BEGIN
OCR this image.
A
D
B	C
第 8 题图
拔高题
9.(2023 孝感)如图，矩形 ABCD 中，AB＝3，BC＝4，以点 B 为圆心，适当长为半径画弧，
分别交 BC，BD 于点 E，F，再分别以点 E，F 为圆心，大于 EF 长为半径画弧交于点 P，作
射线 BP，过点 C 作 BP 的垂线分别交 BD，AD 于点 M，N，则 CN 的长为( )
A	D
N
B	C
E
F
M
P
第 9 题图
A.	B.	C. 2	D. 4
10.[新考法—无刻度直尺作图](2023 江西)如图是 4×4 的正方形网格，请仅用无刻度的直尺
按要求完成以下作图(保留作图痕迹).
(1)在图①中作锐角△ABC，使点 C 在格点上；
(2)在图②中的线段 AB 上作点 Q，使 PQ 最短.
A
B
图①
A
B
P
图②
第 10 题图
END
_SET EXERCISE_: Retype every record above exactly as it appears.

_FULL SOLUTION_:
OCR this image.
A
D
B	C
第 8 题图
拔高题
9.(2023 孝感)如图，矩形 ABCD 中，AB＝3，BC＝4，以点 B 为圆心，适当长为半径画弧，
分别交 BC，BD 于点 E，F，再分别以点 E，F 为圆心，大于 EF 长为半径画弧交于点 P，作
射线 BP，过点 C 作 BP 的垂线分别交 BD，AD 于点 M，N，则 CN 的长为( )
A	D
N
B	C
E
F
M
P
第 9 题图
A.	B.	C. 2	D. 4
10.[新考法—无刻度直尺作图](2023 江西)如图是 4×4 的正方形网格，请仅用无刻度的直尺
按要求完成以下作图(保留作图痕迹).
(1)在图①中作锐角△ABC，使点 C 在格点上；
(2)在图②中的线段 AB 上作点 Q，使 PQ 最短.
A
B
图①
A
B
P
图②
第 10 题图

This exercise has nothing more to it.